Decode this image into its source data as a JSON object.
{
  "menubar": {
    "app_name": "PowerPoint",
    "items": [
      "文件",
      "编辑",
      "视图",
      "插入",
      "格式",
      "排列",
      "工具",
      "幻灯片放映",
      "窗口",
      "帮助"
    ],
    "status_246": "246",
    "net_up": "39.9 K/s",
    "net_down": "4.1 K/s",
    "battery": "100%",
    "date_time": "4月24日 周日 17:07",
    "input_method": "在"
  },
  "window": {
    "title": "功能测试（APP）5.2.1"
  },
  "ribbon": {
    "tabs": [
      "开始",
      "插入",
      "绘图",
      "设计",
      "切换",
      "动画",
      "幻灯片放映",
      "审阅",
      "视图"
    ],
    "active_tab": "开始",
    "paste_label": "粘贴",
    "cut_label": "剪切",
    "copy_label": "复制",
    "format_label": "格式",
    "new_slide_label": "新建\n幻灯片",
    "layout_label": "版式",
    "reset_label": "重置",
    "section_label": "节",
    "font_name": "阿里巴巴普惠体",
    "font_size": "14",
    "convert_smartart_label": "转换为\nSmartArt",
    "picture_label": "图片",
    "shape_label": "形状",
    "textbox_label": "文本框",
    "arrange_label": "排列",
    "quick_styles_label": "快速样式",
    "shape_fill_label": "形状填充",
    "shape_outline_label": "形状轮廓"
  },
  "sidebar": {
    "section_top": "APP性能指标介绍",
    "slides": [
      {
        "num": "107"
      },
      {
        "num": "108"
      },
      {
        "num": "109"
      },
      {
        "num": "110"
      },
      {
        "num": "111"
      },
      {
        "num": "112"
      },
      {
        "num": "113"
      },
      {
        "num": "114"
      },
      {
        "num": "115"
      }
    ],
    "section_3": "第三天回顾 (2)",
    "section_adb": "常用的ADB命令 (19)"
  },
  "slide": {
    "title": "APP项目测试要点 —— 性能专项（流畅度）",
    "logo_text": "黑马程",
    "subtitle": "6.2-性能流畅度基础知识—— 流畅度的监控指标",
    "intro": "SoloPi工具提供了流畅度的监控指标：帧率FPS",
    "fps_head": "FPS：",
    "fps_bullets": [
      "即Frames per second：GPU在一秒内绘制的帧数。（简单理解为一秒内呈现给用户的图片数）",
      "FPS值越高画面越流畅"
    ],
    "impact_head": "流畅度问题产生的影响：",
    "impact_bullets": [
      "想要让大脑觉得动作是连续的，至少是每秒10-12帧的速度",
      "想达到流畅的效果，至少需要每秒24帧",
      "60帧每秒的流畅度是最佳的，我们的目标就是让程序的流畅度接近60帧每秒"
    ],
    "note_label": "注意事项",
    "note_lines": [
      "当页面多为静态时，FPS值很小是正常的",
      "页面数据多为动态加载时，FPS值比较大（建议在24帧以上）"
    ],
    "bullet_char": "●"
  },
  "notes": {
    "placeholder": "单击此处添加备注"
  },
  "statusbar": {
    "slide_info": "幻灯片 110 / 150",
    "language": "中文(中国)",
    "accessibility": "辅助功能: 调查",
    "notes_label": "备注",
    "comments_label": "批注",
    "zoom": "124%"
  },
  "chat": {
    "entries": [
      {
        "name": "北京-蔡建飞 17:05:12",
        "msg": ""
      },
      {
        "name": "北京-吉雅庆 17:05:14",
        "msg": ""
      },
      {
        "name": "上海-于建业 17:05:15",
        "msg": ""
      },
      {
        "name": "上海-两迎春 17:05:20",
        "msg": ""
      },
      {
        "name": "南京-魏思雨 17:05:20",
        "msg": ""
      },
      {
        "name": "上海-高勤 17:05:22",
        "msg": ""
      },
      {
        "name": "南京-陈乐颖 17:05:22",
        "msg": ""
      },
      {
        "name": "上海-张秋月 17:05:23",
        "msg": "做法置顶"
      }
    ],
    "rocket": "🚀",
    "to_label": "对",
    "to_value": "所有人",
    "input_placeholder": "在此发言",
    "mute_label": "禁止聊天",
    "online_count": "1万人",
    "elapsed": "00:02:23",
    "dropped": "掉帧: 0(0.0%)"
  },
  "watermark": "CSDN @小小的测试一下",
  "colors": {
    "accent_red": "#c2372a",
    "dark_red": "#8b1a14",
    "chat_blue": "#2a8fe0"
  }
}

────────────────────

## Instructions for the task
Every record above must be duplicated exactly.

## Solution to the problem
Decode this image into its source data as a JSON object.
{
  "menubar": {
    "app_name": "PowerPoint",
    "items": [
      "文件",
      "编辑",
      "视图",
      "插入",
      "格式",
      "排列",
      "工具",
      "幻灯片放映",
      "窗口",
      "帮助"
    ],
    "status_246": "246",
    "net_up": "39.9 K/s",
    "net_down": "4.1 K/s",
    "battery": "100%",
    "date_time": "4月24日 周日 17:07",
    "input_method": "在"
  },
  "window": {
    "title": "功能测试（APP）5.2.1"
  },
  "ribbon": {
    "tabs": [
      "开始",
      "插入",
      "绘图",
      "设计",
      "切换",
      "动画",
      "幻灯片放映",
      "审阅",
      "视图"
    ],
    "active_tab": "开始",
    "paste_label": "粘贴",
    "cut_label": "剪切",
    "copy_label": "复制",
    "format_label": "格式",
    "new_slide_label": "新建\n幻灯片",
    "layout_label": "版式",
    "reset_label": "重置",
    "section_label": "节",
    "font_name": "阿里巴巴普惠体",
    "font_size": "14",
    "convert_smartart_label": "转换为\nSmartArt",
    "picture_label": "图片",
    "shape_label": "形状",
    "textbox_label": "文本框",
    "arrange_label": "排列",
    "quick_styles_label": "快速样式",
    "shape_fill_label": "形状填充",
    "shape_outline_label": "形状轮廓"
  },
  "sidebar": {
    "section_top": "APP性能指标介绍",
    "slides": [
      {
        "num": "107"
      },
      {
        "num": "108"
      },
      {
        "num": "109"
      },
      {
        "num": "110"
      },
      {
        "num": "111"
      },
      {
        "num": "112"
      },
      {
        "num": "113"
      },
      {
        "num": "114"
      },
      {
        "num": "115"
      }
    ],
    "section_3": "第三天回顾 (2)",
    "section_adb": "常用的ADB命令 (19)"
  },
  "slide": {
    "title": "APP项目测试要点 —— 性能专项（流畅度）",
    "logo_text": "黑马程",
    "subtitle": "6.2-性能流畅度基础知识—— 流畅度的监控指标",
    "intro": "SoloPi工具提供了流畅度的监控指标：帧率FPS",
    "fps_head": "FPS：",
    "fps_bullets": [
      "即Frames per second：GPU在一秒内绘制的帧数。（简单理解为一秒内呈现给用户的图片数）",
      "FPS值越高画面越流畅"
    ],
    "impact_head": "流畅度问题产生的影响：",
    "impact_bullets": [
      "想要让大脑觉得动作是连续的，至少是每秒10-12帧的速度",
      "想达到流畅的效果，至少需要每秒24帧",
      "60帧每秒的流畅度是最佳的，我们的目标就是让程序的流畅度接近60帧每秒"
    ],
    "note_label": "注意事项",
    "note_lines": [
      "当页面多为静态时，FPS值很小是正常的",
      "页面数据多为动态加载时，FPS值比较大（建议在24帧以上）"
    ],
    "bullet_char": "●"
  },
  "notes": {
    "placeholder": "单击此处添加备注"
  },
  "statusbar": {
    "slide_info": "幻灯片 110 / 150",
    "language": "中文(中国)",
    "accessibility": "辅助功能: 调查",
    "notes_label": "备注",
    "comments_label": "批注",
    "zoom": "124%"
  },
  "chat": {
    "entries": [
      {
        "name": "北京-蔡建飞 17:05:12",
        "msg": ""
      },
      {
        "name": "北京-吉雅庆 17:05:14",
        "msg": ""
      },
      {
        "name": "上海-于建业 17:05:15",
        "msg": ""
      },
      {
        "name": "上海-两迎春 17:05:20",
        "msg": ""
      },
      {
        "name": "南京-魏思雨 17:05:20",
        "msg": ""
      },
      {
        "name": "上海-高勤 17:05:22",
        "msg": ""
      },
      {
        "name": "南京-陈乐颖 17:05:22",
        "msg": ""
      },
      {
        "name": "上海-张秋月 17:05:23",
        "msg": "做法置顶"
      }
    ],
    "rocket": "🚀",
    "to_label": "对",
    "to_value": "所有人",
    "input_placeholder": "在此发言",
    "mute_label": "禁止聊天",
    "online_count": "1万人",
    "elapsed": "00:02:23",
    "dropped": "掉帧: 0(0.0%)"
  },
  "watermark": "CSDN @小小的测试一下",
  "colors": {
    "accent_red": "#c2372a",
    "dark_red": "#8b1a14",
    "chat_blue": "#2a8fe0"
  }
}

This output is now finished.